══ Provided material
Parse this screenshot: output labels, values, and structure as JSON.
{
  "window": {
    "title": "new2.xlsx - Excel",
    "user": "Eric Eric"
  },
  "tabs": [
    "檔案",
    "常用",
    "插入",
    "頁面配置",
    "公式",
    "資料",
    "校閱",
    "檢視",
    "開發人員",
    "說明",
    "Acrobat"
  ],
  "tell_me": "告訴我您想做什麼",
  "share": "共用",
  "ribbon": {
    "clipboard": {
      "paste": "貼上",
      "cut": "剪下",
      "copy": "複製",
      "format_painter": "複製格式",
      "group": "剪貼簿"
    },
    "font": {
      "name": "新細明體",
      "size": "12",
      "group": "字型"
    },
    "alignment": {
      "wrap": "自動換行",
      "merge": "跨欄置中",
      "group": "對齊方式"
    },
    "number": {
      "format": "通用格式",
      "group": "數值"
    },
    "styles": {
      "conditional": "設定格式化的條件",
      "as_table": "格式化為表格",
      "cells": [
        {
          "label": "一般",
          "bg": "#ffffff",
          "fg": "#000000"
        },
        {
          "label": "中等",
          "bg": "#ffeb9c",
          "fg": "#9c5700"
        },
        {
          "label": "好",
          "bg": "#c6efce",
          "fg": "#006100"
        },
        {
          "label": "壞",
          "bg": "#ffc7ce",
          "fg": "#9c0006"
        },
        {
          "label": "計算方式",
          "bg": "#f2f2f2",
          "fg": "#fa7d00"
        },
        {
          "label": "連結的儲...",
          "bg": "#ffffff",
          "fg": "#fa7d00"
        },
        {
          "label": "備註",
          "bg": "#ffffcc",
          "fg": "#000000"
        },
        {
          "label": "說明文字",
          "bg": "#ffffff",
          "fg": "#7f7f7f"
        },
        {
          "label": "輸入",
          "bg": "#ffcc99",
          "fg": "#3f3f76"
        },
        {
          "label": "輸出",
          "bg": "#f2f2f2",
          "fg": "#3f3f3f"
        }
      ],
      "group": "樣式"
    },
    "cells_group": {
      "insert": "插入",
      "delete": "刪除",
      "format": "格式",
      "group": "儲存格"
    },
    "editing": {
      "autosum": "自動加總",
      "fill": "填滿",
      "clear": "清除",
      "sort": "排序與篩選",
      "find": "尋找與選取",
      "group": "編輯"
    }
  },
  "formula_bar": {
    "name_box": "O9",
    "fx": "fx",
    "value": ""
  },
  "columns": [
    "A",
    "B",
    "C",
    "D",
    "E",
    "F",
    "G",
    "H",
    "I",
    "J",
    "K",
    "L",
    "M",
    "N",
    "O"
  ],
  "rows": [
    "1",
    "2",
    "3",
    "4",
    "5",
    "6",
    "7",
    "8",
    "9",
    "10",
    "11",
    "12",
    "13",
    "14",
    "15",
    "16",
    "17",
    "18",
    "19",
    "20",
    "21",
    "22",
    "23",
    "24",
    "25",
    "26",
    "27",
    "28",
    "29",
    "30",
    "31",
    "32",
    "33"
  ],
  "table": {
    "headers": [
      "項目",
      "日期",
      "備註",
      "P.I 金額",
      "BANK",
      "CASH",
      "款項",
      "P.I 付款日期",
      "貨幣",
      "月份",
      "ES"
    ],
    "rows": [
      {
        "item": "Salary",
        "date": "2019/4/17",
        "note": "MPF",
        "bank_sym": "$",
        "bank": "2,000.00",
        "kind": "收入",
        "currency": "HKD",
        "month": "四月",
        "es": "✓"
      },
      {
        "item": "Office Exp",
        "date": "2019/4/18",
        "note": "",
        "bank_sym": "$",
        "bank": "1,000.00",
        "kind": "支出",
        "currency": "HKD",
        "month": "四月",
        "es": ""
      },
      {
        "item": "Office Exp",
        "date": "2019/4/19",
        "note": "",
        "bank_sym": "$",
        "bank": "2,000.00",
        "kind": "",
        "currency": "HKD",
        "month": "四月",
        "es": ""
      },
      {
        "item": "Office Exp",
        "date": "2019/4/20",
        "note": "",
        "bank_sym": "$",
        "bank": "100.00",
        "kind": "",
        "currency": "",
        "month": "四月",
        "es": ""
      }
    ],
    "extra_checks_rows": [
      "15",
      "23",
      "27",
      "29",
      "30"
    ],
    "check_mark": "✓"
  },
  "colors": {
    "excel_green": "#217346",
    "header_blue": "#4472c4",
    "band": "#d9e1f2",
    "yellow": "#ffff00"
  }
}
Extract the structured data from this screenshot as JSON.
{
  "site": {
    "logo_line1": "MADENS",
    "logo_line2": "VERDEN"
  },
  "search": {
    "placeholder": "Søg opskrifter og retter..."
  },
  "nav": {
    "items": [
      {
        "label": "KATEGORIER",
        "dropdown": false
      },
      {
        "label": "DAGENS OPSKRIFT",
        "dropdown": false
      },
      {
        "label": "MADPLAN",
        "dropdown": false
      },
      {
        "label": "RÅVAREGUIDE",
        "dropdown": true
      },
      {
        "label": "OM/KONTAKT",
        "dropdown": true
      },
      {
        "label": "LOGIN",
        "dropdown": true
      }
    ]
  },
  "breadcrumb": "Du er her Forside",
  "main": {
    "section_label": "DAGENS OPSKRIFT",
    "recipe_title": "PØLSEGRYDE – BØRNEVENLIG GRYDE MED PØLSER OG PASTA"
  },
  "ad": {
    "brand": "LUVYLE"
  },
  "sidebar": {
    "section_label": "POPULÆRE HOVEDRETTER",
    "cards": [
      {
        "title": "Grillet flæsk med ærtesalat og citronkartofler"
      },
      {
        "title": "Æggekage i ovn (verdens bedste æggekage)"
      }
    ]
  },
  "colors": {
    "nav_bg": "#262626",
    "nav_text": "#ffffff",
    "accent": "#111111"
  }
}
════
### Objective
Repeat the data precisely, reproducing every entry.

### Written solution
Parse this screenshot: output labels, values, and structure as JSON.
{
  "window": {
    "title": "new2.xlsx - Excel",
    "user": "Eric Eric"
  },
  "tabs": [
    "檔案",
    "常用",
    "插入",
    "頁面配置",
    "公式",
    "資料",
    "校閱",
    "檢視",
    "開發人員",
    "說明",
    "Acrobat"
  ],
  "tell_me": "告訴我您想做什麼",
  "share": "共用",
  "ribbon": {
    "clipboard": {
      "paste": "貼上",
      "cut": "剪下",
      "copy": "複製",
      "format_painter": "複製格式",
      "group": "剪貼簿"
    },
    "font": {
      "name": "新細明體",
      "size": "12",
      "group": "字型"
    },
    "alignment": {
      "wrap": "自動換行",
      "merge": "跨欄置中",
      "group": "對齊方式"
    },
    "number": {
      "format": "通用格式",
      "group": "數值"
    },
    "styles": {
      "conditional": "設定格式化的條件",
      "as_table": "格式化為表格",
      "cells": [
        {
          "label": "一般",
          "bg": "#ffffff",
          "fg": "#000000"
        },
        {
          "label": "中等",
          "bg": "#ffeb9c",
          "fg": "#9c5700"
        },
        {
          "label": "好",
          "bg": "#c6efce",
          "fg": "#006100"
        },
        {
          "label": "壞",
          "bg": "#ffc7ce",
          "fg": "#9c0006"
        },
        {
          "label": "計算方式",
          "bg": "#f2f2f2",
          "fg": "#fa7d00"
        },
        {
          "label": "連結的儲...",
          "bg": "#ffffff",
          "fg": "#fa7d00"
        },
        {
          "label": "備註",
          "bg": "#ffffcc",
          "fg": "#000000"
        },
        {
          "label": "說明文字",
          "bg": "#ffffff",
          "fg": "#7f7f7f"
        },
        {
          "label": "輸入",
          "bg": "#ffcc99",
          "fg": "#3f3f76"
        },
        {
          "label": "輸出",
          "bg": "#f2f2f2",
          "fg": "#3f3f3f"
        }
      ],
      "group": "樣式"
    },
    "cells_group": {
      "insert": "插入",
      "delete": "刪除",
      "format": "格式",
      "group": "儲存格"
    },
    "editing": {
      "autosum": "自動加總",
      "fill": "填滿",
      "clear": "清除",
      "sort": "排序與篩選",
      "find": "尋找與選取",
      "group": "編輯"
    }
  },
  "formula_bar": {
    "name_box": "O9",
    "fx": "fx",
    "value": ""
  },
  "columns": [
    "A",
    "B",
    "C",
    "D",
    "E",
    "F",
    "G",
    "H",
    "I",
    "J",
    "K",
    "L",
    "M",
    "N",
    "O"
  ],
  "rows": [
    "1",
    "2",
    "3",
    "4",
    "5",
    "6",
    "7",
    "8",
    "9",
    "10",
    "11",
    "12",
    "13",
    "14",
    "15",
    "16",
    "17",
    "18",
    "19",
    "20",
    "21",
    "22",
    "23",
    "24",
    "25",
    "26",
    "27",
    "28",
    "29",
    "30",
    "31",
    "32",
    "33"
  ],
  "table": {
    "headers": [
      "項目",
      "日期",
      "備註",
      "P.I 金額",
      "BANK",
      "CASH",
      "款項",
      "P.I 付款日期",
      "貨幣",
      "月份",
      "ES"
    ],
    "rows": [
      {
        "item": "Salary",
        "date": "2019/4/17",
        "note": "MPF",
        "bank_sym": "$",
        "bank": "2,000.00",
        "kind": "收入",
        "currency": "HKD",
        "month": "四月",
        "es": "✓"
      },
      {
        "item": "Office Exp",
        "date": "2019/4/18",
        "note": "",
        "bank_sym": "$",
        "bank": "1,000.00",
        "kind": "支出",
        "currency": "HKD",
        "month": "四月",
        "es": ""
      },
      {
        "item": "Office Exp",
        "date": "2019/4/19",
        "note": "",
        "bank_sym": "$",
        "bank": "2,000.00",
        "kind": "",
        "currency": "HKD",
        "month": "四月",
        "es": ""
      },
      {
        "item": "Office Exp",
        "date": "2019/4/20",
        "note": "",
        "bank_sym": "$",
        "bank": "100.00",
        "kind": "",
        "currency": "",
        "month": "四月",
        "es": ""
      }
    ],
    "extra_checks_rows": [
      "15",
      "23",
      "27",
      "29",
      "30"
    ],
    "check_mark": "✓"
  },
  "colors": {
    "excel_green": "#217346",
    "header_blue": "#4472c4",
    "band": "#d9e1f2",
    "yellow": "#ffff00"
  }
}
Extract the structured data from this screenshot as JSON.
{
  "site": {
    "logo_line1": "MADENS",
    "logo_line2": "VERDEN"
  },
  "search": {
    "placeholder": "Søg opskrifter og retter..."
  },
  "nav": {
    "items": [
      {
        "label": "KATEGORIER",
        "dropdown": false
      },
      {
        "label": "DAGENS OPSKRIFT",
        "dropdown": false
      },
      {
        "label": "MADPLAN",
        "dropdown": false
      },
      {
        "label": "RÅVAREGUIDE",
        "dropdown": true
      },
      {
        "label": "OM/KONTAKT",
        "dropdown": true
      },
      {
        "label": "LOGIN",
        "dropdown": true
      }
    ]
  },
  "breadcrumb": "Du er her Forside",
  "main": {
    "section_label": "DAGENS OPSKRIFT",
    "recipe_title": "PØLSEGRYDE – BØRNEVENLIG GRYDE MED PØLSER OG PASTA"
  },
  "ad": {
    "brand": "LUVYLE"
  },
  "sidebar": {
    "section_label": "POPULÆRE HOVEDRETTER",
    "cards": [
      {
        "title": "Grillet flæsk med ærtesalat og citronkartofler"
      },
      {
        "title": "Æggekage i ovn (verdens bedste æggekage)"
      }
    ]
  },
  "colors": {
    "nav_bg": "#262626",
    "nav_text": "#ffffff",
    "accent": "#111111"
  }
}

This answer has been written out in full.